[Collected data entries]
>> START

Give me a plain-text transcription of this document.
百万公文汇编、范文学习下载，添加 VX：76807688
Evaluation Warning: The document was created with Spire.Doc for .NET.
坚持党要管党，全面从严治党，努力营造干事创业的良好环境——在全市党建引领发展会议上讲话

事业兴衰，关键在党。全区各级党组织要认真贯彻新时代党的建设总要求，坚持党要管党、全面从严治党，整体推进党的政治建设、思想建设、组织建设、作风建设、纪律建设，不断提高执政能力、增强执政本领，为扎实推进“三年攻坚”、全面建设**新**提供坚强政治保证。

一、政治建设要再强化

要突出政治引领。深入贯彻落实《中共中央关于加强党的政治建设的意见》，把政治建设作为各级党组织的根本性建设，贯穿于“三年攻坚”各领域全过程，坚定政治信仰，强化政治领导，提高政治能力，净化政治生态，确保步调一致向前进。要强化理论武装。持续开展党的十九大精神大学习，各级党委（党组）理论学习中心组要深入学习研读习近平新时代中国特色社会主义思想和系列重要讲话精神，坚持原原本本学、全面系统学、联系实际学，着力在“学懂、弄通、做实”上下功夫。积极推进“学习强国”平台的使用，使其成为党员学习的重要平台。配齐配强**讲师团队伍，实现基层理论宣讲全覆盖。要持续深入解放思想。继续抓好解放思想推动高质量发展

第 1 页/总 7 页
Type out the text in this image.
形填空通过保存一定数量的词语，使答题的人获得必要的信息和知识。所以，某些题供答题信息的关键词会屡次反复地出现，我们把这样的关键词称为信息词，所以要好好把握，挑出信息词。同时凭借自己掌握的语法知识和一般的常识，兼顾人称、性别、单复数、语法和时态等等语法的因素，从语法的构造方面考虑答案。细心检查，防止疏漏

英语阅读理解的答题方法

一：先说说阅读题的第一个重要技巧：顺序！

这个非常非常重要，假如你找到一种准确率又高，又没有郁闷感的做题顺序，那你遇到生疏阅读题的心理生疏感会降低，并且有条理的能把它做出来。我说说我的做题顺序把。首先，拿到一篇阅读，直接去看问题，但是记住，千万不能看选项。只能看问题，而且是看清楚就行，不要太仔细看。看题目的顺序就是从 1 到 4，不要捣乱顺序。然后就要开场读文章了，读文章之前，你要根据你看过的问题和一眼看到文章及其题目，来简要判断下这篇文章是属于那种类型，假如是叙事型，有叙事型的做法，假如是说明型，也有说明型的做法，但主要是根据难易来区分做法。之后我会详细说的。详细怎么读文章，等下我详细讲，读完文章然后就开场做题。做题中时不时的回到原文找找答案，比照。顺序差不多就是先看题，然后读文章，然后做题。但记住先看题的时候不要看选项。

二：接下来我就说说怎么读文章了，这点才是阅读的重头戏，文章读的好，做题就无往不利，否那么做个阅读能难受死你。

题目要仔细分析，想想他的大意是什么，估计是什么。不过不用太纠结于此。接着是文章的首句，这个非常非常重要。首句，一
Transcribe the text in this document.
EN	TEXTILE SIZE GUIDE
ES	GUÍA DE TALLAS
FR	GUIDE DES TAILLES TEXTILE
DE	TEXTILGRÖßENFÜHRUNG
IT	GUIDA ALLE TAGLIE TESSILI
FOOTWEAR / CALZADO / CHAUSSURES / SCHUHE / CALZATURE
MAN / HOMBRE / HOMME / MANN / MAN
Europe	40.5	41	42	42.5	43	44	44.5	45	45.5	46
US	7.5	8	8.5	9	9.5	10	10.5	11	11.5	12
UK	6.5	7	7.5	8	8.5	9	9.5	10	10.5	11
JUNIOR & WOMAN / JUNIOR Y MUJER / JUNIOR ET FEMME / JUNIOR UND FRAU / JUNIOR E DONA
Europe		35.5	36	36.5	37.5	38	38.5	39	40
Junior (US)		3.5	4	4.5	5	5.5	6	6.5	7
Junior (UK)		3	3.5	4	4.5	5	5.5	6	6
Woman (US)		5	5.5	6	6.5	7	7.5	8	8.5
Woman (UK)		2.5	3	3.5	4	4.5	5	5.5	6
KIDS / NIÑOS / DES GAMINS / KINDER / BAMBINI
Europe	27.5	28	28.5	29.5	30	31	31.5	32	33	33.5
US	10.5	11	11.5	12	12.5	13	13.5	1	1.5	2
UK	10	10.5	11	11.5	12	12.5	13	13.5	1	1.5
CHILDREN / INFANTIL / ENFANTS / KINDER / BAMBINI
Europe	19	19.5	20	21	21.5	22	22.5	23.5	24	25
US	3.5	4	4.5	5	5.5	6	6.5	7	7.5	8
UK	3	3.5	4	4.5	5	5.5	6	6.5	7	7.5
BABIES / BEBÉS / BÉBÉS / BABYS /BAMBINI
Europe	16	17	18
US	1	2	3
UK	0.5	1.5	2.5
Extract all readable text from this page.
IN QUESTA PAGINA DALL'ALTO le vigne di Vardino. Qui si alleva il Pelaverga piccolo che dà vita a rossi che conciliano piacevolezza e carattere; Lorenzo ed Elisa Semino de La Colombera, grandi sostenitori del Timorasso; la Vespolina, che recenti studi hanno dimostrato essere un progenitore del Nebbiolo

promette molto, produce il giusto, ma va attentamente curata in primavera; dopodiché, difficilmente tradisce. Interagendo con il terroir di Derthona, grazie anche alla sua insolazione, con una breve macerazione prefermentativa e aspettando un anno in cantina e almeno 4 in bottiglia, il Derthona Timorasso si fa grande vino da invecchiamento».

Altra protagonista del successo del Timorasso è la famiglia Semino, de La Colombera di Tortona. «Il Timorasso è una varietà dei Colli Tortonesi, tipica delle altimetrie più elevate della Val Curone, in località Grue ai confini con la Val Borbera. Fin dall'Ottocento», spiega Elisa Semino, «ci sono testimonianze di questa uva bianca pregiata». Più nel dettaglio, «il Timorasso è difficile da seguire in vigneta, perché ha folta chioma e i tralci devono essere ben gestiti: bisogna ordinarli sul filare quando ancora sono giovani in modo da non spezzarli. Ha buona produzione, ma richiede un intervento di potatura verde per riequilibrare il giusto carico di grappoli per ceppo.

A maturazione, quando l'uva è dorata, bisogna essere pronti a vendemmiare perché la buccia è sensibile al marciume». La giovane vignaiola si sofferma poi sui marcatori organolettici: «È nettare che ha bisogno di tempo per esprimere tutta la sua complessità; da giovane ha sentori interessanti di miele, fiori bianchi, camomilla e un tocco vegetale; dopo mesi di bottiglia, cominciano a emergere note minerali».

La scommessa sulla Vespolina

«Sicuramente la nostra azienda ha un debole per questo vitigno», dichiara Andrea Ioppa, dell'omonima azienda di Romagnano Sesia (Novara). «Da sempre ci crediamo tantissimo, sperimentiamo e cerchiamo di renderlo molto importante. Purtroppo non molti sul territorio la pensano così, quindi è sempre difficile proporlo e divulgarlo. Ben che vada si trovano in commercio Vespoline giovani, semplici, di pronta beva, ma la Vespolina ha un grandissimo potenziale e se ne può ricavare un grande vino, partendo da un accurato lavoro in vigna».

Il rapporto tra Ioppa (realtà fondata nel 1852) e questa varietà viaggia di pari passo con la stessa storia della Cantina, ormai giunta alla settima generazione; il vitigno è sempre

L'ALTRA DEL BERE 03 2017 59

>> END

## Problem to solve
Copy every line verbatim.

## In response
Give me a plain-text transcription of this document.
百万公文汇编、范文学习下载，添加 VX：76807688
Evaluation Warning: The document was created with Spire.Doc for .NET.
坚持党要管党，全面从严治党，努力营造干事创业的良好环境——在全市党建引领发展会议上讲话

事业兴衰，关键在党。全区各级党组织要认真贯彻新时代党的建设总要求，坚持党要管党、全面从严治党，整体推进党的政治建设、思想建设、组织建设、作风建设、纪律建设，不断提高执政能力、增强执政本领，为扎实推进“三年攻坚”、全面建设**新**提供坚强政治保证。

一、政治建设要再强化

要突出政治引领。深入贯彻落实《中共中央关于加强党的政治建设的意见》，把政治建设作为各级党组织的根本性建设，贯穿于“三年攻坚”各领域全过程，坚定政治信仰，强化政治领导，提高政治能力，净化政治生态，确保步调一致向前进。要强化理论武装。持续开展党的十九大精神大学习，各级党委（党组）理论学习中心组要深入学习研读习近平新时代中国特色社会主义思想和系列重要讲话精神，坚持原原本本学、全面系统学、联系实际学，着力在“学懂、弄通、做实”上下功夫。积极推进“学习强国”平台的使用，使其成为党员学习的重要平台。配齐配强**讲师团队伍，实现基层理论宣讲全覆盖。要持续深入解放思想。继续抓好解放思想推动高质量发展

第 1 页/总 7 页
Type out the text in this image.
形填空通过保存一定数量的词语，使答题的人获得必要的信息和知识。所以，某些题供答题信息的关键词会屡次反复地出现，我们把这样的关键词称为信息词，所以要好好把握，挑出信息词。同时凭借自己掌握的语法知识和一般的常识，兼顾人称、性别、单复数、语法和时态等等语法的因素，从语法的构造方面考虑答案。细心检查，防止疏漏

英语阅读理解的答题方法

一：先说说阅读题的第一个重要技巧：顺序！

这个非常非常重要，假如你找到一种准确率又高，又没有郁闷感的做题顺序，那你遇到生疏阅读题的心理生疏感会降低，并且有条理的能把它做出来。我说说我的做题顺序把。首先，拿到一篇阅读，直接去看问题，但是记住，千万不能看选项。只能看问题，而且是看清楚就行，不要太仔细看。看题目的顺序就是从 1 到 4，不要捣乱顺序。然后就要开场读文章了，读文章之前，你要根据你看过的问题和一眼看到文章及其题目，来简要判断下这篇文章是属于那种类型，假如是叙事型，有叙事型的做法，假如是说明型，也有说明型的做法，但主要是根据难易来区分做法。之后我会详细说的。详细怎么读文章，等下我详细讲，读完文章然后就开场做题。做题中时不时的回到原文找找答案，比照。顺序差不多就是先看题，然后读文章，然后做题。但记住先看题的时候不要看选项。

二：接下来我就说说怎么读文章了，这点才是阅读的重头戏，文章读的好，做题就无往不利，否那么做个阅读能难受死你。

题目要仔细分析，想想他的大意是什么，估计是什么。不过不用太纠结于此。接着是文章的首句，这个非常非常重要。首句，一
Transcribe the text in this document.
EN	TEXTILE SIZE GUIDE
ES	GUÍA DE TALLAS
FR	GUIDE DES TAILLES TEXTILE
DE	TEXTILGRÖßENFÜHRUNG
IT	GUIDA ALLE TAGLIE TESSILI
FOOTWEAR / CALZADO / CHAUSSURES / SCHUHE / CALZATURE
MAN / HOMBRE / HOMME / MANN / MAN
Europe	40.5	41	42	42.5	43	44	44.5	45	45.5	46
US	7.5	8	8.5	9	9.5	10	10.5	11	11.5	12
UK	6.5	7	7.5	8	8.5	9	9.5	10	10.5	11
JUNIOR & WOMAN / JUNIOR Y MUJER / JUNIOR ET FEMME / JUNIOR UND FRAU / JUNIOR E DONA
Europe		35.5	36	36.5	37.5	38	38.5	39	40
Junior (US)		3.5	4	4.5	5	5.5	6	6.5	7
Junior (UK)		3	3.5	4	4.5	5	5.5	6	6
Woman (US)		5	5.5	6	6.5	7	7.5	8	8.5
Woman (UK)		2.5	3	3.5	4	4.5	5	5.5	6
KIDS / NIÑOS / DES GAMINS / KINDER / BAMBINI
Europe	27.5	28	28.5	29.5	30	31	31.5	32	33	33.5
US	10.5	11	11.5	12	12.5	13	13.5	1	1.5	2
UK	10	10.5	11	11.5	12	12.5	13	13.5	1	1.5
CHILDREN / INFANTIL / ENFANTS / KINDER / BAMBINI
Europe	19	19.5	20	21	21.5	22	22.5	23.5	24	25
US	3.5	4	4.5	5	5.5	6	6.5	7	7.5	8
UK	3	3.5	4	4.5	5	5.5	6	6.5	7	7.5
BABIES / BEBÉS / BÉBÉS / BABYS /BAMBINI
Europe	16	17	18
US	1	2	3
UK	0.5	1.5	2.5
Extract all readable text from this page.
IN QUESTA PAGINA DALL'ALTO le vigne di Vardino. Qui si alleva il Pelaverga piccolo che dà vita a rossi che conciliano piacevolezza e carattere; Lorenzo ed Elisa Semino de La Colombera, grandi sostenitori del Timorasso; la Vespolina, che recenti studi hanno dimostrato essere un progenitore del Nebbiolo

promette molto, produce il giusto, ma va attentamente curata in primavera; dopodiché, difficilmente tradisce. Interagendo con il terroir di Derthona, grazie anche alla sua insolazione, con una breve macerazione prefermentativa e aspettando un anno in cantina e almeno 4 in bottiglia, il Derthona Timorasso si fa grande vino da invecchiamento».

Altra protagonista del successo del Timorasso è la famiglia Semino, de La Colombera di Tortona. «Il Timorasso è una varietà dei Colli Tortonesi, tipica delle altimetrie più elevate della Val Curone, in località Grue ai confini con la Val Borbera. Fin dall'Ottocento», spiega Elisa Semino, «ci sono testimonianze di questa uva bianca pregiata». Più nel dettaglio, «il Timorasso è difficile da seguire in vigneta, perché ha folta chioma e i tralci devono essere ben gestiti: bisogna ordinarli sul filare quando ancora sono giovani in modo da non spezzarli. Ha buona produzione, ma richiede un intervento di potatura verde per riequilibrare il giusto carico di grappoli per ceppo.

A maturazione, quando l'uva è dorata, bisogna essere pronti a vendemmiare perché la buccia è sensibile al marciume». La giovane vignaiola si sofferma poi sui marcatori organolettici: «È nettare che ha bisogno di tempo per esprimere tutta la sua complessità; da giovane ha sentori interessanti di miele, fiori bianchi, camomilla e un tocco vegetale; dopo mesi di bottiglia, cominciano a emergere note minerali».

La scommessa sulla Vespolina

«Sicuramente la nostra azienda ha un debole per questo vitigno», dichiara Andrea Ioppa, dell'omonima azienda di Romagnano Sesia (Novara). «Da sempre ci crediamo tantissimo, sperimentiamo e cerchiamo di renderlo molto importante. Purtroppo non molti sul territorio la pensano così, quindi è sempre difficile proporlo e divulgarlo. Ben che vada si trovano in commercio Vespoline giovani, semplici, di pronta beva, ma la Vespolina ha un grandissimo potenziale e se ne può ricavare un grande vino, partendo da un accurato lavoro in vigna».

Il rapporto tra Ioppa (realtà fondata nel 1852) e questa varietà viaggia di pari passo con la stessa storia della Cantina, ormai giunta alla settima generazione; il vitigno è sempre

L'ALTRA DEL BERE 03 2017 59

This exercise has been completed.